(Saved entries)
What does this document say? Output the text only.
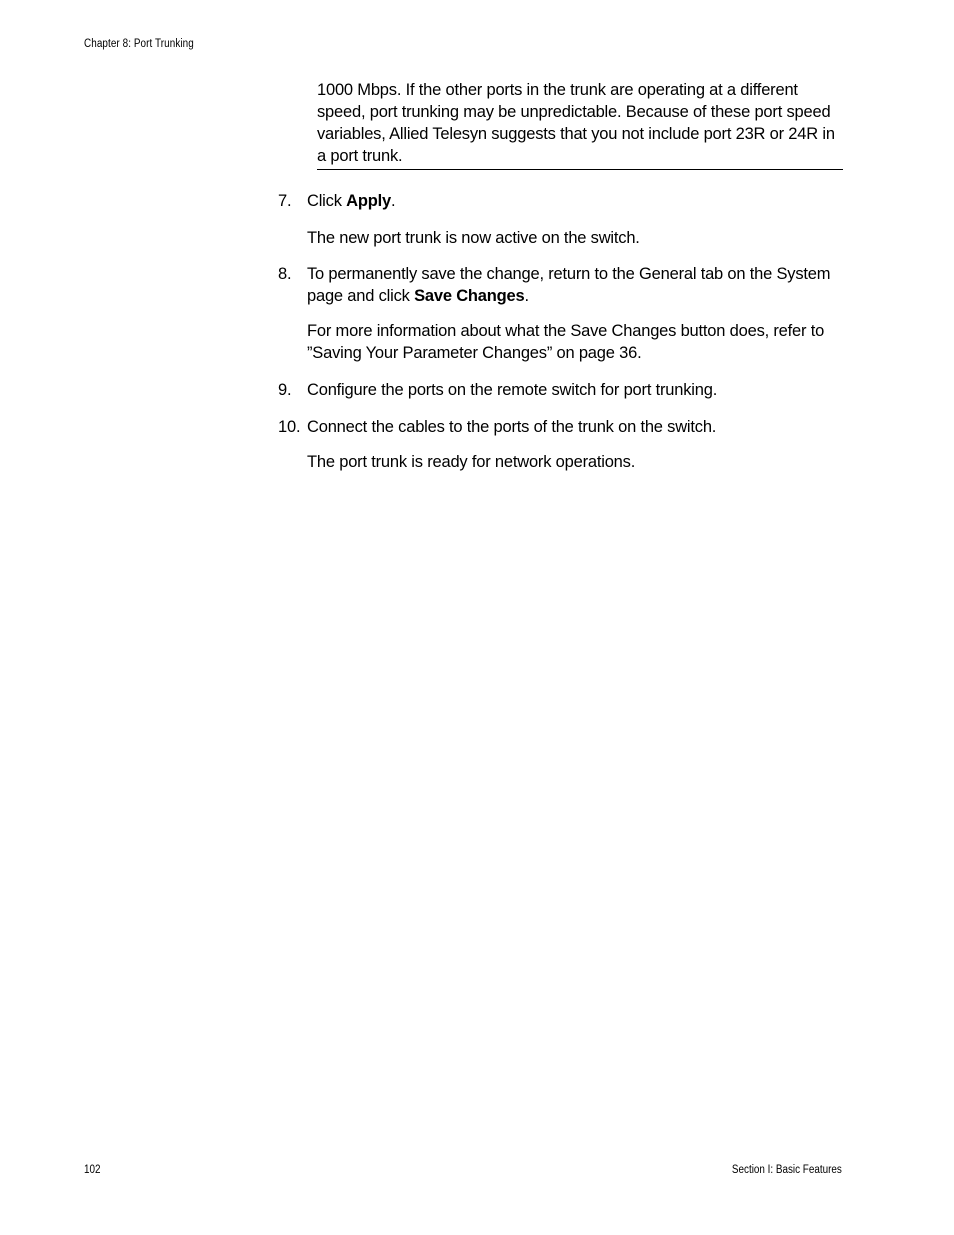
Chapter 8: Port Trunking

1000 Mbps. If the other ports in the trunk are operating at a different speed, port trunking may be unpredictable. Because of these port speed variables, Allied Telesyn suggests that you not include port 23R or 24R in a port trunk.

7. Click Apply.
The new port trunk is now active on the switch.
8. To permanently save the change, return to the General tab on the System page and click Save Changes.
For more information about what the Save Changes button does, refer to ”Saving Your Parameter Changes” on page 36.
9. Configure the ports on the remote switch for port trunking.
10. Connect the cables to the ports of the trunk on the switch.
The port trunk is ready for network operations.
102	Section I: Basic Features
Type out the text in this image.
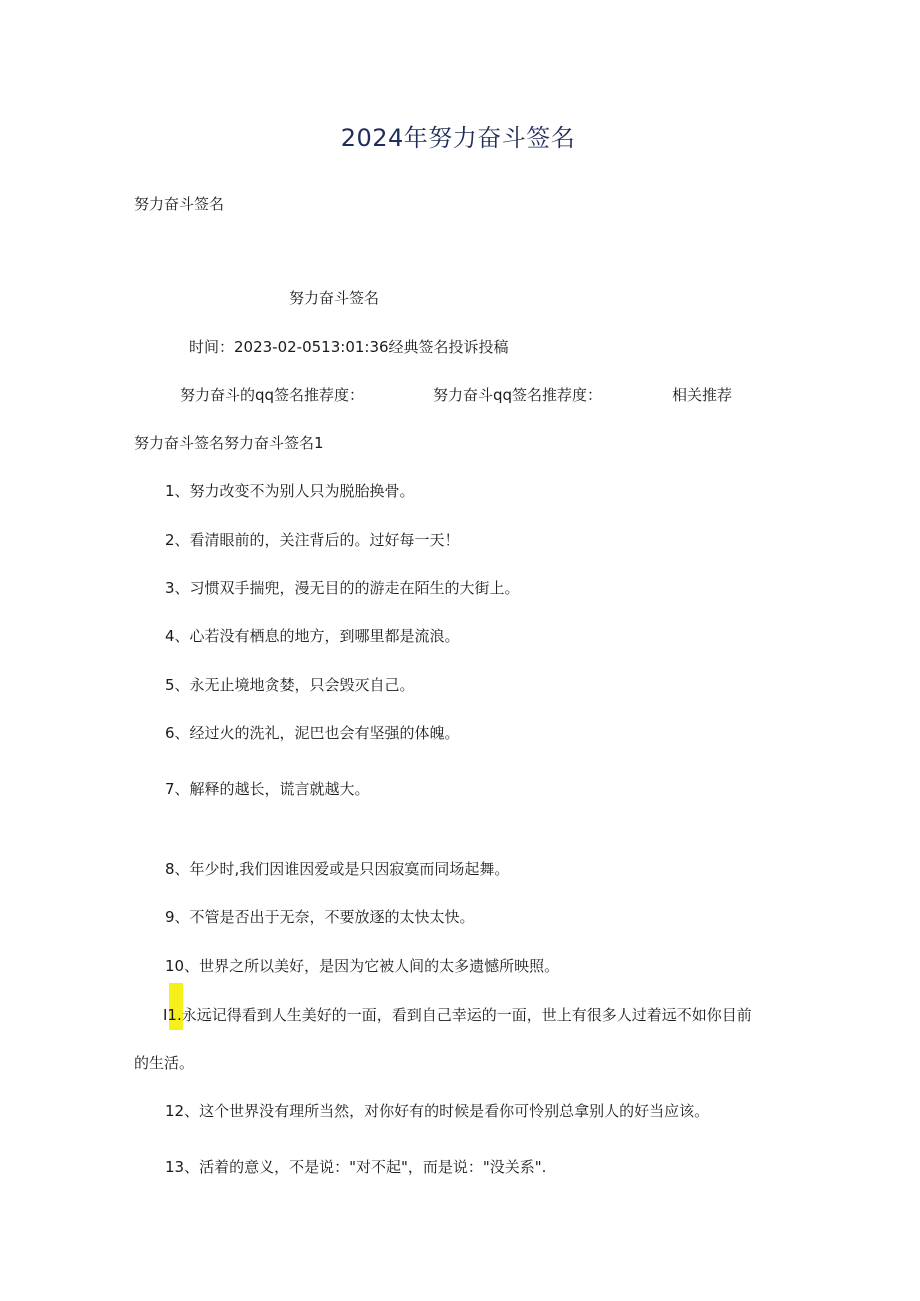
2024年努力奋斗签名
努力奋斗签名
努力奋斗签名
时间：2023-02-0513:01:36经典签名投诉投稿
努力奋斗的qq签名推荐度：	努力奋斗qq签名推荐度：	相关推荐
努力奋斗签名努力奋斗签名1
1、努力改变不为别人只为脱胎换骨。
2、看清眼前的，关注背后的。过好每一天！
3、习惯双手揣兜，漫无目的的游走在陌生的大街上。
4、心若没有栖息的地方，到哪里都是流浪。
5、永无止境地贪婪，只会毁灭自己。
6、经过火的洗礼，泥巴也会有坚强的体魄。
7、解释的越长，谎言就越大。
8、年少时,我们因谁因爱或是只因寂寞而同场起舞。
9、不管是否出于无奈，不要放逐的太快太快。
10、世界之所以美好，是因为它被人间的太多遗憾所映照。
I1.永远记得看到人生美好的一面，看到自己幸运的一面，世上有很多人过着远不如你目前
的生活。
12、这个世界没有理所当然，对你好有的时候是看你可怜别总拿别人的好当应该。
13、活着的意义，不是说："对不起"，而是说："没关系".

• _WRITTEN INSTRUCTION_:
Make an exact copy of the data, leaving its pictures out.

• _ANSWER FOR THE TASK_:
What does this document say? Output the text only.
Chapter 8: Port Trunking

1000 Mbps. If the other ports in the trunk are operating at a different speed, port trunking may be unpredictable. Because of these port speed variables, Allied Telesyn suggests that you not include port 23R or 24R in a port trunk.

7. Click Apply.
The new port trunk is now active on the switch.
8. To permanently save the change, return to the General tab on the System page and click Save Changes.
For more information about what the Save Changes button does, refer to ”Saving Your Parameter Changes” on page 36.
9. Configure the ports on the remote switch for port trunking.
10. Connect the cables to the ports of the trunk on the switch.
The port trunk is ready for network operations.
102	Section I: Basic Features
Type out the text in this image.
2024年努力奋斗签名
努力奋斗签名
努力奋斗签名
时间：2023-02-0513:01:36经典签名投诉投稿
努力奋斗的qq签名推荐度：	努力奋斗qq签名推荐度：	相关推荐
努力奋斗签名努力奋斗签名1
1、努力改变不为别人只为脱胎换骨。
2、看清眼前的，关注背后的。过好每一天！
3、习惯双手揣兜，漫无目的的游走在陌生的大街上。
4、心若没有栖息的地方，到哪里都是流浪。
5、永无止境地贪婪，只会毁灭自己。
6、经过火的洗礼，泥巴也会有坚强的体魄。
7、解释的越长，谎言就越大。
8、年少时,我们因谁因爱或是只因寂寞而同场起舞。
9、不管是否出于无奈，不要放逐的太快太快。
10、世界之所以美好，是因为它被人间的太多遗憾所映照。
I1.永远记得看到人生美好的一面，看到自己幸运的一面，世上有很多人过着远不如你目前
的生活。
12、这个世界没有理所当然，对你好有的时候是看你可怜别总拿别人的好当应该。
13、活着的意义，不是说："对不起"，而是说："没关系".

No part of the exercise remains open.